Directions: Write only the number of lines holding the string "предоставления".

Entries shown:
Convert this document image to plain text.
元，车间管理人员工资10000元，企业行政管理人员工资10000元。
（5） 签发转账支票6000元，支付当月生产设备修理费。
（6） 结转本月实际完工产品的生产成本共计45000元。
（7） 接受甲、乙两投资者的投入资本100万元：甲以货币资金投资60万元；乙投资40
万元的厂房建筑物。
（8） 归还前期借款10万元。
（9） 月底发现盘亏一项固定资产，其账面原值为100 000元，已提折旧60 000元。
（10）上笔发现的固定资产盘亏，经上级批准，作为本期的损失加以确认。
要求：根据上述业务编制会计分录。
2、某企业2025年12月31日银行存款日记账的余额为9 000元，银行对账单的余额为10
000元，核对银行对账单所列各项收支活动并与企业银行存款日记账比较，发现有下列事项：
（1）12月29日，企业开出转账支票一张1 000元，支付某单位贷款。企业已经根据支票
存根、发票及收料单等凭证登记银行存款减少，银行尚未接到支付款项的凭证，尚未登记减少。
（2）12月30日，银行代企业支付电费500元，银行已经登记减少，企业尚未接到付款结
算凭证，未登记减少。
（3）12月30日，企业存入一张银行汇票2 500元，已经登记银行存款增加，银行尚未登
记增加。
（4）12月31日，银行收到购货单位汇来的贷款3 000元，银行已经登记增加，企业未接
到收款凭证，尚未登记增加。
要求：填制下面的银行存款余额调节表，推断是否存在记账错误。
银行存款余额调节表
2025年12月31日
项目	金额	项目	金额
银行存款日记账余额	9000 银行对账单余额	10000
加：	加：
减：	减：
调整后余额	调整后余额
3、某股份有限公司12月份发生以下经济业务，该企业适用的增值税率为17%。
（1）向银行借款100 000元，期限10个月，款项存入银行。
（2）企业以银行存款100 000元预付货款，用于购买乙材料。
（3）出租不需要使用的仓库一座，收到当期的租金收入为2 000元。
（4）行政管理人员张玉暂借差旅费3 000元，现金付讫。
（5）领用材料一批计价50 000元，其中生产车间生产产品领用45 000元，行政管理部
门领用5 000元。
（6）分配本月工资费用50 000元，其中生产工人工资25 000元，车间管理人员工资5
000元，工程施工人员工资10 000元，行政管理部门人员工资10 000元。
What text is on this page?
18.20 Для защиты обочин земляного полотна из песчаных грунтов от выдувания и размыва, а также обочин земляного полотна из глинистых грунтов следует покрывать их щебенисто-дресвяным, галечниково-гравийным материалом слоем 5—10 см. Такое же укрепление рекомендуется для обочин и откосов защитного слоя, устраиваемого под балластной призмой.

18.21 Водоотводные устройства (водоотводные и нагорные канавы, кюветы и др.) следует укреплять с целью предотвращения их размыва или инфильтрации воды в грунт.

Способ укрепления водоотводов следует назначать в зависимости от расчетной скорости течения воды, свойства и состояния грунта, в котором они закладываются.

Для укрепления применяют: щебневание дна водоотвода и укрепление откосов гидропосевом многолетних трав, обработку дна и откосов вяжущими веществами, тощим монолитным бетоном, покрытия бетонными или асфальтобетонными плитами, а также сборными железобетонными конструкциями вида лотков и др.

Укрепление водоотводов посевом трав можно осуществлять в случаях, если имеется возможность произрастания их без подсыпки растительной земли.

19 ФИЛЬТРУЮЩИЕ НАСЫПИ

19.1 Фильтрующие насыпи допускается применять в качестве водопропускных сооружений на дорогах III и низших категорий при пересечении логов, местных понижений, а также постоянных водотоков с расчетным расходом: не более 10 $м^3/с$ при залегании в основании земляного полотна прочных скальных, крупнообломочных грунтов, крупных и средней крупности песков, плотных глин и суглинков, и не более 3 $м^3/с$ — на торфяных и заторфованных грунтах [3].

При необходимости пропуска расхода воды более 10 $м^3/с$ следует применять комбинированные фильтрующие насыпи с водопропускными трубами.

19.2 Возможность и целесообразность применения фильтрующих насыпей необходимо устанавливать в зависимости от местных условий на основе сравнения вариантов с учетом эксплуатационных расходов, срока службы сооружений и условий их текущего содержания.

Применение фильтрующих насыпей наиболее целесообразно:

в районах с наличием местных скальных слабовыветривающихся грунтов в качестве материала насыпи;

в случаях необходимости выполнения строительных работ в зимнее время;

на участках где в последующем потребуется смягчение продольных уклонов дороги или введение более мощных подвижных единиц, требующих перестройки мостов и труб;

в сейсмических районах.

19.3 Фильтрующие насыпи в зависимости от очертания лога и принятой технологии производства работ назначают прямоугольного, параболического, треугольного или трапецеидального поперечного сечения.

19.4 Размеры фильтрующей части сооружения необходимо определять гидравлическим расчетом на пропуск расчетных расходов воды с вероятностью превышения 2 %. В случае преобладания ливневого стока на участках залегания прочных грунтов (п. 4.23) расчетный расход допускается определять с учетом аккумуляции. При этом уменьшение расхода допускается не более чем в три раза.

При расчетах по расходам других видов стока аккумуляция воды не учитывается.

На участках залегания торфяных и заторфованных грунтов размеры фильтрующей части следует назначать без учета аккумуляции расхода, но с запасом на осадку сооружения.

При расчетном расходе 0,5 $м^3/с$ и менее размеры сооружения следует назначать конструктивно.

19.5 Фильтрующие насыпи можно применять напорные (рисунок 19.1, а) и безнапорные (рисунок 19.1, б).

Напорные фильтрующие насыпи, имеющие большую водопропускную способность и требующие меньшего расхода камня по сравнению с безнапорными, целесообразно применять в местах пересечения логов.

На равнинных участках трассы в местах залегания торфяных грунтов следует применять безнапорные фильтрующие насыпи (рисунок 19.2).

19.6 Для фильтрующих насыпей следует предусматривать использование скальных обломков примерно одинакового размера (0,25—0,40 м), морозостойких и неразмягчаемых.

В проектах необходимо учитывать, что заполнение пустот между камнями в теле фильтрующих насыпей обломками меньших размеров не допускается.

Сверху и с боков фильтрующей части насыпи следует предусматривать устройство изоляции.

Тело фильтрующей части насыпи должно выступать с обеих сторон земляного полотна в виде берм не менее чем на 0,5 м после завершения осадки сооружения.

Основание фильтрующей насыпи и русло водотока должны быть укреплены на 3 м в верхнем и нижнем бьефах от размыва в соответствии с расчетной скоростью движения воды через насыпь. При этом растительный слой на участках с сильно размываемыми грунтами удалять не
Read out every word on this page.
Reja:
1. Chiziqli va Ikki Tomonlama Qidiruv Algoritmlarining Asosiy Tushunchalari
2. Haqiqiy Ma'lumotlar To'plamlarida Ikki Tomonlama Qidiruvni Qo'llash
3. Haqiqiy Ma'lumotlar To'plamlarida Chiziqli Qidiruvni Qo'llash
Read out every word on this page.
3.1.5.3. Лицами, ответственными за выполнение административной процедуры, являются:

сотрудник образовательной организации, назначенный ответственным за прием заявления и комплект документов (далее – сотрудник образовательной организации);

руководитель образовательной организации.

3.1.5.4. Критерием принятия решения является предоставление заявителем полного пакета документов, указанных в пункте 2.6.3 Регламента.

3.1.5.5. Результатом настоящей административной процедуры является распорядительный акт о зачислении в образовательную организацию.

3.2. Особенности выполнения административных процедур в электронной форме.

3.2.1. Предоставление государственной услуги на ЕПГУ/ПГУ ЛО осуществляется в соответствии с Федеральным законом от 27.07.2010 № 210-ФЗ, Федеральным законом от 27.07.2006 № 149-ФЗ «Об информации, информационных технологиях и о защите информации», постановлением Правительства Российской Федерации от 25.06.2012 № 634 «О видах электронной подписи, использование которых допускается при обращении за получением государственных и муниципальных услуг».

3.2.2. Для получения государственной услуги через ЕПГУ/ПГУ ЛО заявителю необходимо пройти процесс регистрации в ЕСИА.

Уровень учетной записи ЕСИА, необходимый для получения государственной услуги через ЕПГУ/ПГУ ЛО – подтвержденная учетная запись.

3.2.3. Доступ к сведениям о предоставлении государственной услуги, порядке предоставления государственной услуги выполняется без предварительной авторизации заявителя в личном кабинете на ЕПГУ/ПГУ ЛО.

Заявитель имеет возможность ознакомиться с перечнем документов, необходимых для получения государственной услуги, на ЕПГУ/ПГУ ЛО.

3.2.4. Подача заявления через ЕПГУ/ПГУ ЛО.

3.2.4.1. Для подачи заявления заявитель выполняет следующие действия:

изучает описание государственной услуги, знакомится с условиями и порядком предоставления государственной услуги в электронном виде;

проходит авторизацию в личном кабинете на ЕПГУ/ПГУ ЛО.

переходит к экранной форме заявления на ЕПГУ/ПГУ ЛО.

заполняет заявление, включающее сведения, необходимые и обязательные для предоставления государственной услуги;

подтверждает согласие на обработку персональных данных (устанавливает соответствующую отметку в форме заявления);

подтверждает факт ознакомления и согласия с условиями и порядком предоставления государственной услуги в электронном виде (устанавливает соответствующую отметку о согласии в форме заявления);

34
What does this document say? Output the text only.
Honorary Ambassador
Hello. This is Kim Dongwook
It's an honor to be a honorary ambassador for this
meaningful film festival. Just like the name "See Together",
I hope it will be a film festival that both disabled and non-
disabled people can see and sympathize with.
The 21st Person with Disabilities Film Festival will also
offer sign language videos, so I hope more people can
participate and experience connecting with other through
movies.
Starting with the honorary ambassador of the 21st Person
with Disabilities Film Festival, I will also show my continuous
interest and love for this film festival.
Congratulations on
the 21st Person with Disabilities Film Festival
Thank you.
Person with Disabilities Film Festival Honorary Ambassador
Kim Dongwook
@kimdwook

Finished answer: 4